TEXT SECTION -
Quitclaim deeds have various uses, but one of the uses stands out the most – the use of quitclaims in dealing with property division during divorce.
In legal separation or divorces, a quitclaim deed is used to fulfill the property division requirement.
Titles and real property
The effects of a quitclaim on your divorce or legal separation are significant, and their understanding helps when dealing with different types of property ownership.
One of the forms of property ownership affected by the quitclaim is joint ownership. The joint property ownership can be a tenancy in common, joint tenancy, or tenancy by the entirety.
Joint property ownership
Joint tenancy – this is where couples own property together. In this arrangement, when one spouse passes, the property goes to the surviving spouse. It is not, however, limited to spouses.
Tenancy in common – in this arrangement, you have two or more people owning property. If one of the owners passes on, their interests in the property are transferred to the heirs and not the other owners.
Tenancy by the entirety – this property ownership works like a joint tenancy, but it’s only applicable to spouses. Note that it’s not used in every state.
Married couples often hold property in joint tenancies or tenancy by the entirety. Few couples hold property under tenancy in common.
How to use a quitclaim in a divorce
In divorce proceedings, quitclaims are used to change a property’s ownership from joint ownership to sole ownership. The deed allows one spouse to quit their claim on the property making the other spouse the sole owner of the property. Simply put, the quitclaim transfers title to the spouse awarded the property.

SET PROBLEM 1 -
In the text on quitclaim deeds, who receives a deceased owner's interests in a property held as a tenancy in common?
SET PROBLEM 2 -
How would you render this sentence from the quitclaim deed text in Spanish: "In legal separation or divorces, a quitclaim deed is used to fulfill the property division requirement."

PROVIDED INFORMATION -
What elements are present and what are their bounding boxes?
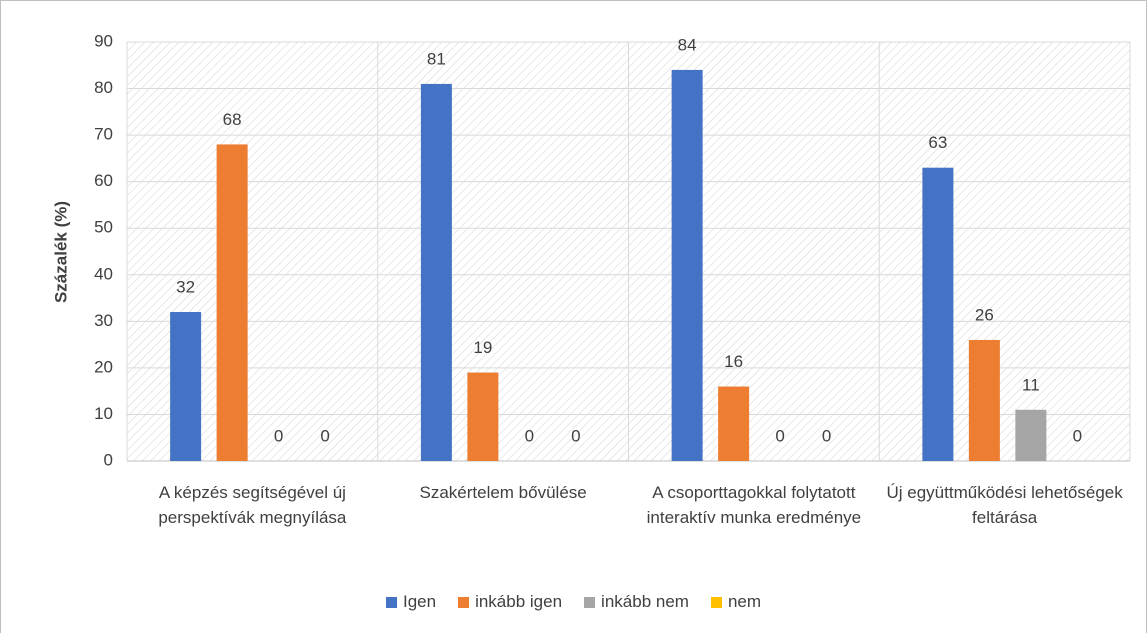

==

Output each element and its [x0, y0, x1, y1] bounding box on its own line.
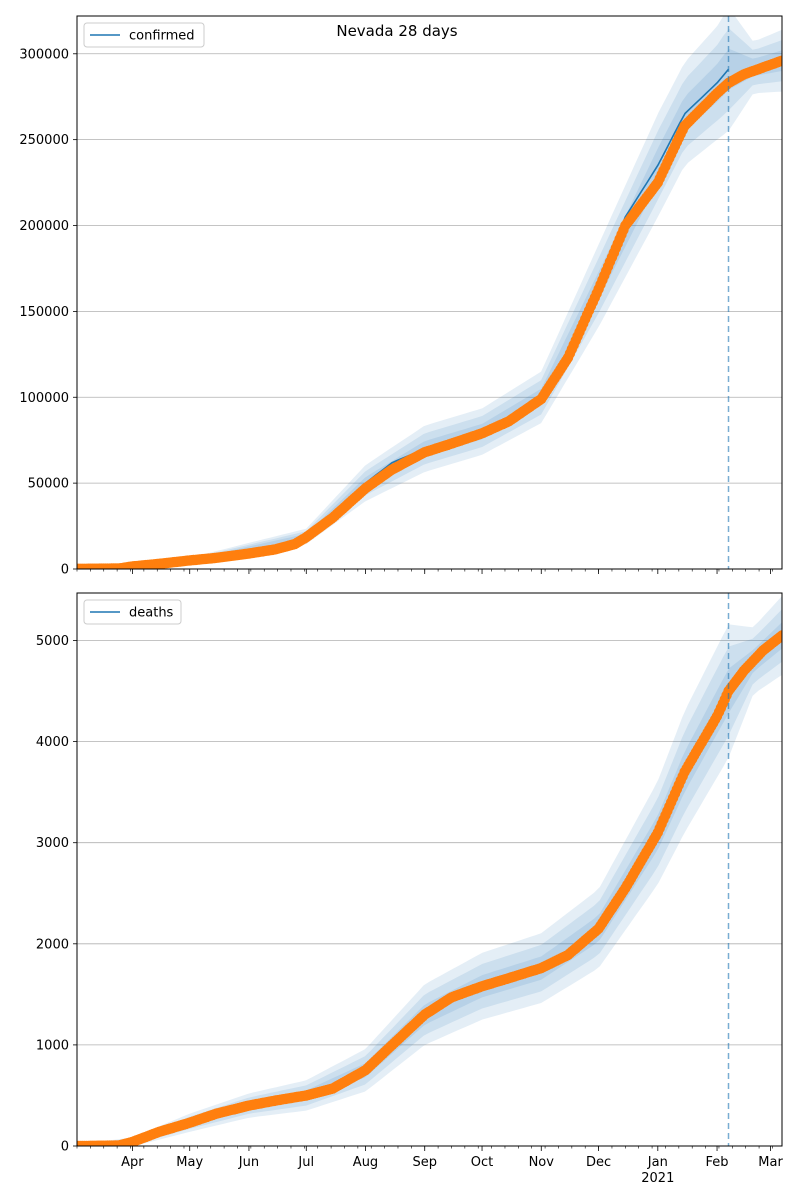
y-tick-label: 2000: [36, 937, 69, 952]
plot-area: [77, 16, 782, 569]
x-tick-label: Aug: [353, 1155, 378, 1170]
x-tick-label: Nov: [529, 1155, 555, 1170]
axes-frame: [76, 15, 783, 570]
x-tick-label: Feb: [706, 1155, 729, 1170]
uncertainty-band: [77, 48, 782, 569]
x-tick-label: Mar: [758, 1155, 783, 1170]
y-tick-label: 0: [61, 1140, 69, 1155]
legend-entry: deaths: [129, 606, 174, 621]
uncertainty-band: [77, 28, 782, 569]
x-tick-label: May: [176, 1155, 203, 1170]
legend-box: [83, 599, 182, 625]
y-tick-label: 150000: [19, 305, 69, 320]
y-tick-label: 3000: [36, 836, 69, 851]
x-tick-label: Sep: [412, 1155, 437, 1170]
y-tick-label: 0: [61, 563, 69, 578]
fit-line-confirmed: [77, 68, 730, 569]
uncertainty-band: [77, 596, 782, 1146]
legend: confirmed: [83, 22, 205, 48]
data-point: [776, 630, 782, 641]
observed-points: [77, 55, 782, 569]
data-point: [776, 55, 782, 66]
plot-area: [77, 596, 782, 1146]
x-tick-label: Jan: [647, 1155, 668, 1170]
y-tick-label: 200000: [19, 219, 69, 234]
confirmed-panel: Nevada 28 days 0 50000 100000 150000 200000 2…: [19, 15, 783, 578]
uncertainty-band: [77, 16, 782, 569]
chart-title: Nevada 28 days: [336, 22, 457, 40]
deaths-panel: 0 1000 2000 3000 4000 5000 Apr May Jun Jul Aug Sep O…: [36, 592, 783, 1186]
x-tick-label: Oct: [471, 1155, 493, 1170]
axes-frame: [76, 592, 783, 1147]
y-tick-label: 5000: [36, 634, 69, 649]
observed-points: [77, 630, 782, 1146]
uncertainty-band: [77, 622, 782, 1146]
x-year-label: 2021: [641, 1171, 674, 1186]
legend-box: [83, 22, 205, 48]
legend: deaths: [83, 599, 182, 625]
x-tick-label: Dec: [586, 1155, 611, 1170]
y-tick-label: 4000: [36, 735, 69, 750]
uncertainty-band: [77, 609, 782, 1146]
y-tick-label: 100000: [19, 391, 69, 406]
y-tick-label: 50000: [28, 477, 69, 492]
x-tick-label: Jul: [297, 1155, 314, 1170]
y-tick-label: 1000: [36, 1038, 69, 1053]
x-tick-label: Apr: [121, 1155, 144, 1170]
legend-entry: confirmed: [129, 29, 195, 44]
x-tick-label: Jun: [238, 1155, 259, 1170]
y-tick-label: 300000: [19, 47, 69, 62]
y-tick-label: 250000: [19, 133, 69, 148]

---

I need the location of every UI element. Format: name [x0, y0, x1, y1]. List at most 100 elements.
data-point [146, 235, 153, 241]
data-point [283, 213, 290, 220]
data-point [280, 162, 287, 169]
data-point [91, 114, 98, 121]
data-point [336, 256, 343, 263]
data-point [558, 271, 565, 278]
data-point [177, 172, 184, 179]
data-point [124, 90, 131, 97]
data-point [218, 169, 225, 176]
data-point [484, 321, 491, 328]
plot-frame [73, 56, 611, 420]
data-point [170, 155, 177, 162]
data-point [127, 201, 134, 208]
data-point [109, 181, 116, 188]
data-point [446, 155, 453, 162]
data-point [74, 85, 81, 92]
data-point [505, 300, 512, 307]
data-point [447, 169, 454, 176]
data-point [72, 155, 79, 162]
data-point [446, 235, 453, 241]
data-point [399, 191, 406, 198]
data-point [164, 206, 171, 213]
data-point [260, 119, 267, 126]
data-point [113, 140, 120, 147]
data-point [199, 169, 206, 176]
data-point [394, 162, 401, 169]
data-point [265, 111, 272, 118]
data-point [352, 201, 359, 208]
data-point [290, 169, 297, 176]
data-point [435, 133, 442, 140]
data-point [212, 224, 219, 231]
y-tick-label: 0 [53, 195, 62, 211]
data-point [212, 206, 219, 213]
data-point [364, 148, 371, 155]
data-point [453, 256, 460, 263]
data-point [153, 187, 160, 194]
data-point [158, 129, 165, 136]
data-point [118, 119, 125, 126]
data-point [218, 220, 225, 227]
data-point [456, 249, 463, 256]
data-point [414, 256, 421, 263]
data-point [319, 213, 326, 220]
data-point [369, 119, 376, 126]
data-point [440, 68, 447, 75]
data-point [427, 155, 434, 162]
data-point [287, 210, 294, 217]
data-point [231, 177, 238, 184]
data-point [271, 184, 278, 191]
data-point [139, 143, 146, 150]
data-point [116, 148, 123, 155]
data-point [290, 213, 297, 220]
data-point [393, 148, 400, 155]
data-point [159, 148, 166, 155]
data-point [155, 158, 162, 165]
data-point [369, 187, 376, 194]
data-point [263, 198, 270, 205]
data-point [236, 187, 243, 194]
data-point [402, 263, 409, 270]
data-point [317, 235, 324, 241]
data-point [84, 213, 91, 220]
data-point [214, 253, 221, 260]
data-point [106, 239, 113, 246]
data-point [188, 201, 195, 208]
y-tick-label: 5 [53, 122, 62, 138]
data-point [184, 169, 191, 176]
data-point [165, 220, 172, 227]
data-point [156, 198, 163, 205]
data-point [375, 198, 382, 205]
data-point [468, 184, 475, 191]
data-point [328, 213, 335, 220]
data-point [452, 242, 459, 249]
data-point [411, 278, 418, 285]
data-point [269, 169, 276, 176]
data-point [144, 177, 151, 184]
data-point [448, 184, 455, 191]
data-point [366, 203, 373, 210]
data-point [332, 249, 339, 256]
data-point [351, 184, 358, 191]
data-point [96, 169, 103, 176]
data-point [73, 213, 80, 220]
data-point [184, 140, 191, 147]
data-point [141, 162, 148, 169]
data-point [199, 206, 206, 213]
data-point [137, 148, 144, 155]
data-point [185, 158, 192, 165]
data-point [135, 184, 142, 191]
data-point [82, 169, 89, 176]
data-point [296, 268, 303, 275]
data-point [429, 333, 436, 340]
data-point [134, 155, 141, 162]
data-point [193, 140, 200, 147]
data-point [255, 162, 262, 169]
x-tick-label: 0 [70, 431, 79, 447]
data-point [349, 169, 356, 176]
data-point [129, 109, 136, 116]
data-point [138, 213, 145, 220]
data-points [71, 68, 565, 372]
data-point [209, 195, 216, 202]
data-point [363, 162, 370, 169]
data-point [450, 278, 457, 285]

SOLUTION 1 -
The heirs receive them, not the other owners.

SOLUTION 2 -
En la separación legal o en los divorcios, se utiliza una escritura de renuncia para cumplir con el requisito de división de bienes.